Entries from a dataset:
==========

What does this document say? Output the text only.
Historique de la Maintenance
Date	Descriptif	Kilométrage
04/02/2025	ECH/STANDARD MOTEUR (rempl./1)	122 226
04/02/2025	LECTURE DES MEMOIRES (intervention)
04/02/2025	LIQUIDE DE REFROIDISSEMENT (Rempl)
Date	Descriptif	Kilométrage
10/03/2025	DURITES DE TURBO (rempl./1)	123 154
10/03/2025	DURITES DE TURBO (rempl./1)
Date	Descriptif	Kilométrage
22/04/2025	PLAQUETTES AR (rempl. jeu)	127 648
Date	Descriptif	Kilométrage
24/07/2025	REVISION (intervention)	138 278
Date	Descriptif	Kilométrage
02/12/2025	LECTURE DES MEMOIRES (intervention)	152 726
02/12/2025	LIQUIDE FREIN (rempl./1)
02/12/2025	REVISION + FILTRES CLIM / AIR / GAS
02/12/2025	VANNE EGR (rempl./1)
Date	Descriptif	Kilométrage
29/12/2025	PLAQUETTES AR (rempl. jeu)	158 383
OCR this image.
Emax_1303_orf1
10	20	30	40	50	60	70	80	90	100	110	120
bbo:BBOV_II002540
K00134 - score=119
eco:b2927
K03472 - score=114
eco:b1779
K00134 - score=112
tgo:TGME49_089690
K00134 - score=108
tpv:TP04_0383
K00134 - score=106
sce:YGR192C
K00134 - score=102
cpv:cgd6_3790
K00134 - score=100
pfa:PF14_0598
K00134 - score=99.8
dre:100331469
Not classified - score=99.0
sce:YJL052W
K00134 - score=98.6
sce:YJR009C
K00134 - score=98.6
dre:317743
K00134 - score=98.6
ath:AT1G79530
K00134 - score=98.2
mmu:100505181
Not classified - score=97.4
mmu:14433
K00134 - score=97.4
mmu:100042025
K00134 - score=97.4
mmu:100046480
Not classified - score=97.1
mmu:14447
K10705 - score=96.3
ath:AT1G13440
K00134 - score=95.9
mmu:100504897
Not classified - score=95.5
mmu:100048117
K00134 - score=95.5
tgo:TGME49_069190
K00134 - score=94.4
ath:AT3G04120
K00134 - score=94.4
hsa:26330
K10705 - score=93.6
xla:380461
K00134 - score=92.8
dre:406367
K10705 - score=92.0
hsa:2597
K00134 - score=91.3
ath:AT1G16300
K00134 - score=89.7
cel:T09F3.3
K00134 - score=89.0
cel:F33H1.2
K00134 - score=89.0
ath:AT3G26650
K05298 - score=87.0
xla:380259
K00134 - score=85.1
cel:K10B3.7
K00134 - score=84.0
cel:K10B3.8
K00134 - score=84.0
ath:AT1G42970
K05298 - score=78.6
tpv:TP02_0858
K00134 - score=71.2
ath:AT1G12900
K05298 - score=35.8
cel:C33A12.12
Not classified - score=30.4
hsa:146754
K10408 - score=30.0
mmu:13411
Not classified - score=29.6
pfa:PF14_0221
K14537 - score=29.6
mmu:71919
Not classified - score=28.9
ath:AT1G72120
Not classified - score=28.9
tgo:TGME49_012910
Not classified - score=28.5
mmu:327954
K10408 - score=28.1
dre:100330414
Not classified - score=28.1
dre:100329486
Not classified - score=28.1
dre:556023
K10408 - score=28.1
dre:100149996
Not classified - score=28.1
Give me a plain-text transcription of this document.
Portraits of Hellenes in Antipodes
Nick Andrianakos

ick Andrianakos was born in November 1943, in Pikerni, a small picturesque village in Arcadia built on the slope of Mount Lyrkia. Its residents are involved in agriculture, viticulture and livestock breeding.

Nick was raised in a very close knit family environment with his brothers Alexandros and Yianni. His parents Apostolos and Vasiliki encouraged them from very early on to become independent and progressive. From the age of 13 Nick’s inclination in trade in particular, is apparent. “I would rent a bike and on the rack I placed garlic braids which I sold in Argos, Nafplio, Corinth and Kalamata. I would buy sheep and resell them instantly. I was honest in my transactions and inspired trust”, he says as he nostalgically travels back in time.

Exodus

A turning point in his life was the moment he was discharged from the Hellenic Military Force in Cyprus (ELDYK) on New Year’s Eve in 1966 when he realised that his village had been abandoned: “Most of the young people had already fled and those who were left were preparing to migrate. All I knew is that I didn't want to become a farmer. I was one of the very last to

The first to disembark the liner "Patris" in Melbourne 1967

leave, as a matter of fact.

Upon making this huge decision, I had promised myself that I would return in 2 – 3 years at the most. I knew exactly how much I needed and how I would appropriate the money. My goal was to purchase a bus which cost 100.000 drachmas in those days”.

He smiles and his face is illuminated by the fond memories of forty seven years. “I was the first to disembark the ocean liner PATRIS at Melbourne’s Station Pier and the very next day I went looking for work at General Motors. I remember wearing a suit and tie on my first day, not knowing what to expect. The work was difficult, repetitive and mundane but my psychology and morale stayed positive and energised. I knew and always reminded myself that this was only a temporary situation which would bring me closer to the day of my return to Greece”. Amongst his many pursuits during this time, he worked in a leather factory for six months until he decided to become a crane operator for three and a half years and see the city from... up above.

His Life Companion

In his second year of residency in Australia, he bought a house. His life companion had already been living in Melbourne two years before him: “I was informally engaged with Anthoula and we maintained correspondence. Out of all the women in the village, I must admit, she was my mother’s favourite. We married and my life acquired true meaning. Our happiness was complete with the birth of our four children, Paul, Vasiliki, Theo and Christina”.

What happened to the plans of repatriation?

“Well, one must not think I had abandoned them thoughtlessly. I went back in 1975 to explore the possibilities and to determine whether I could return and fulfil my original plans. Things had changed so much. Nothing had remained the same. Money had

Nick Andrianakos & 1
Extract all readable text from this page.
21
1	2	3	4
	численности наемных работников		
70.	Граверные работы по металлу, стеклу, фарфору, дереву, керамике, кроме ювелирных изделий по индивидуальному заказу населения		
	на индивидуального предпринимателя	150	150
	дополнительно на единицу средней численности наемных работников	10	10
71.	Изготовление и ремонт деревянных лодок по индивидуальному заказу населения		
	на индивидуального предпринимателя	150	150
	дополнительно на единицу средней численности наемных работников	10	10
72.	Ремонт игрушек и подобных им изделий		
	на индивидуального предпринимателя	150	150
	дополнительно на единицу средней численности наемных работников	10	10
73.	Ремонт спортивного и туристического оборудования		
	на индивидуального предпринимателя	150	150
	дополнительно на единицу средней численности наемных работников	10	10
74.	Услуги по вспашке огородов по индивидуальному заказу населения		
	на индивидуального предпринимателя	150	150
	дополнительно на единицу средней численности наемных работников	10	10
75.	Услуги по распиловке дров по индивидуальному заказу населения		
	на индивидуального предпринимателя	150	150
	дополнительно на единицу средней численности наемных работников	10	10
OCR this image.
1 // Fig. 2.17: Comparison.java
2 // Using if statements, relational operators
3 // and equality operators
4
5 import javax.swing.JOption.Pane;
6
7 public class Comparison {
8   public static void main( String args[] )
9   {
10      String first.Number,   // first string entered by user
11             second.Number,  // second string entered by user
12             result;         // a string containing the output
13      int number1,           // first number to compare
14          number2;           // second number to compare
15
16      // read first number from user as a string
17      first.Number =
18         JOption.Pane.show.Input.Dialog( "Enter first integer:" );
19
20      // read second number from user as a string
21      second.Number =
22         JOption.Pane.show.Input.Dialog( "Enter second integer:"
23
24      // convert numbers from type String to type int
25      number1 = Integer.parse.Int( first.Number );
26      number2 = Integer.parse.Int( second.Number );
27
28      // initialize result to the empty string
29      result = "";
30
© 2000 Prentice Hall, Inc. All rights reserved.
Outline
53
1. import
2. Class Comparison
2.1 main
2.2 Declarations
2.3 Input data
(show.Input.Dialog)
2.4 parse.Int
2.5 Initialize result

==========

#### What is needed:
Return all of the data exactly as it reads.

#### Exercise answer:
What does this document say? Output the text only.
Historique de la Maintenance
Date	Descriptif	Kilométrage
04/02/2025	ECH/STANDARD MOTEUR (rempl./1)	122 226
04/02/2025	LECTURE DES MEMOIRES (intervention)
04/02/2025	LIQUIDE DE REFROIDISSEMENT (Rempl)
Date	Descriptif	Kilométrage
10/03/2025	DURITES DE TURBO (rempl./1)	123 154
10/03/2025	DURITES DE TURBO (rempl./1)
Date	Descriptif	Kilométrage
22/04/2025	PLAQUETTES AR (rempl. jeu)	127 648
Date	Descriptif	Kilométrage
24/07/2025	REVISION (intervention)	138 278
Date	Descriptif	Kilométrage
02/12/2025	LECTURE DES MEMOIRES (intervention)	152 726
02/12/2025	LIQUIDE FREIN (rempl./1)
02/12/2025	REVISION + FILTRES CLIM / AIR / GAS
02/12/2025	VANNE EGR (rempl./1)
Date	Descriptif	Kilométrage
29/12/2025	PLAQUETTES AR (rempl. jeu)	158 383
OCR this image.
Emax_1303_orf1
10	20	30	40	50	60	70	80	90	100	110	120
bbo:BBOV_II002540
K00134 - score=119
eco:b2927
K03472 - score=114
eco:b1779
K00134 - score=112
tgo:TGME49_089690
K00134 - score=108
tpv:TP04_0383
K00134 - score=106
sce:YGR192C
K00134 - score=102
cpv:cgd6_3790
K00134 - score=100
pfa:PF14_0598
K00134 - score=99.8
dre:100331469
Not classified - score=99.0
sce:YJL052W
K00134 - score=98.6
sce:YJR009C
K00134 - score=98.6
dre:317743
K00134 - score=98.6
ath:AT1G79530
K00134 - score=98.2
mmu:100505181
Not classified - score=97.4
mmu:14433
K00134 - score=97.4
mmu:100042025
K00134 - score=97.4
mmu:100046480
Not classified - score=97.1
mmu:14447
K10705 - score=96.3
ath:AT1G13440
K00134 - score=95.9
mmu:100504897
Not classified - score=95.5
mmu:100048117
K00134 - score=95.5
tgo:TGME49_069190
K00134 - score=94.4
ath:AT3G04120
K00134 - score=94.4
hsa:26330
K10705 - score=93.6
xla:380461
K00134 - score=92.8
dre:406367
K10705 - score=92.0
hsa:2597
K00134 - score=91.3
ath:AT1G16300
K00134 - score=89.7
cel:T09F3.3
K00134 - score=89.0
cel:F33H1.2
K00134 - score=89.0
ath:AT3G26650
K05298 - score=87.0
xla:380259
K00134 - score=85.1
cel:K10B3.7
K00134 - score=84.0
cel:K10B3.8
K00134 - score=84.0
ath:AT1G42970
K05298 - score=78.6
tpv:TP02_0858
K00134 - score=71.2
ath:AT1G12900
K05298 - score=35.8
cel:C33A12.12
Not classified - score=30.4
hsa:146754
K10408 - score=30.0
mmu:13411
Not classified - score=29.6
pfa:PF14_0221
K14537 - score=29.6
mmu:71919
Not classified - score=28.9
ath:AT1G72120
Not classified - score=28.9
tgo:TGME49_012910
Not classified - score=28.5
mmu:327954
K10408 - score=28.1
dre:100330414
Not classified - score=28.1
dre:100329486
Not classified - score=28.1
dre:556023
K10408 - score=28.1
dre:100149996
Not classified - score=28.1
Give me a plain-text transcription of this document.
Portraits of Hellenes in Antipodes
Nick Andrianakos

ick Andrianakos was born in November 1943, in Pikerni, a small picturesque village in Arcadia built on the slope of Mount Lyrkia. Its residents are involved in agriculture, viticulture and livestock breeding.

Nick was raised in a very close knit family environment with his brothers Alexandros and Yianni. His parents Apostolos and Vasiliki encouraged them from very early on to become independent and progressive. From the age of 13 Nick’s inclination in trade in particular, is apparent. “I would rent a bike and on the rack I placed garlic braids which I sold in Argos, Nafplio, Corinth and Kalamata. I would buy sheep and resell them instantly. I was honest in my transactions and inspired trust”, he says as he nostalgically travels back in time.

Exodus

A turning point in his life was the moment he was discharged from the Hellenic Military Force in Cyprus (ELDYK) on New Year’s Eve in 1966 when he realised that his village had been abandoned: “Most of the young people had already fled and those who were left were preparing to migrate. All I knew is that I didn't want to become a farmer. I was one of the very last to

The first to disembark the liner "Patris" in Melbourne 1967

leave, as a matter of fact.

Upon making this huge decision, I had promised myself that I would return in 2 – 3 years at the most. I knew exactly how much I needed and how I would appropriate the money. My goal was to purchase a bus which cost 100.000 drachmas in those days”.

He smiles and his face is illuminated by the fond memories of forty seven years. “I was the first to disembark the ocean liner PATRIS at Melbourne’s Station Pier and the very next day I went looking for work at General Motors. I remember wearing a suit and tie on my first day, not knowing what to expect. The work was difficult, repetitive and mundane but my psychology and morale stayed positive and energised. I knew and always reminded myself that this was only a temporary situation which would bring me closer to the day of my return to Greece”. Amongst his many pursuits during this time, he worked in a leather factory for six months until he decided to become a crane operator for three and a half years and see the city from... up above.

His Life Companion

In his second year of residency in Australia, he bought a house. His life companion had already been living in Melbourne two years before him: “I was informally engaged with Anthoula and we maintained correspondence. Out of all the women in the village, I must admit, she was my mother’s favourite. We married and my life acquired true meaning. Our happiness was complete with the birth of our four children, Paul, Vasiliki, Theo and Christina”.

What happened to the plans of repatriation?

“Well, one must not think I had abandoned them thoughtlessly. I went back in 1975 to explore the possibilities and to determine whether I could return and fulfil my original plans. Things had changed so much. Nothing had remained the same. Money had

Nick Andrianakos & 1
Extract all readable text from this page.
21
1	2	3	4
	численности наемных работников		
70.	Граверные работы по металлу, стеклу, фарфору, дереву, керамике, кроме ювелирных изделий по индивидуальному заказу населения		
	на индивидуального предпринимателя	150	150
	дополнительно на единицу средней численности наемных работников	10	10
71.	Изготовление и ремонт деревянных лодок по индивидуальному заказу населения		
	на индивидуального предпринимателя	150	150
	дополнительно на единицу средней численности наемных работников	10	10
72.	Ремонт игрушек и подобных им изделий		
	на индивидуального предпринимателя	150	150
	дополнительно на единицу средней численности наемных работников	10	10
73.	Ремонт спортивного и туристического оборудования		
	на индивидуального предпринимателя	150	150
	дополнительно на единицу средней численности наемных работников	10	10
74.	Услуги по вспашке огородов по индивидуальному заказу населения		
	на индивидуального предпринимателя	150	150
	дополнительно на единицу средней численности наемных работников	10	10
75.	Услуги по распиловке дров по индивидуальному заказу населения		
	на индивидуального предпринимателя	150	150
	дополнительно на единицу средней численности наемных работников	10	10
OCR this image.
1 // Fig. 2.17: Comparison.java
2 // Using if statements, relational operators
3 // and equality operators
4
5 import javax.swing.JOption.Pane;
6
7 public class Comparison {
8   public static void main( String args[] )
9   {
10      String first.Number,   // first string entered by user
11             second.Number,  // second string entered by user
12             result;         // a string containing the output
13      int number1,           // first number to compare
14          number2;           // second number to compare
15
16      // read first number from user as a string
17      first.Number =
18         JOption.Pane.show.Input.Dialog( "Enter first integer:" );
19
20      // read second number from user as a string
21      second.Number =
22         JOption.Pane.show.Input.Dialog( "Enter second integer:"
23
24      // convert numbers from type String to type int
25      number1 = Integer.parse.Int( first.Number );
26      number2 = Integer.parse.Int( second.Number );
27
28      // initialize result to the empty string
29      result = "";
30
© 2000 Prentice Hall, Inc. All rights reserved.
Outline
53
1. import
2. Class Comparison
2.1 main
2.2 Declarations
2.3 Input data
(show.Input.Dialog)
2.4 parse.Int
2.5 Initialize result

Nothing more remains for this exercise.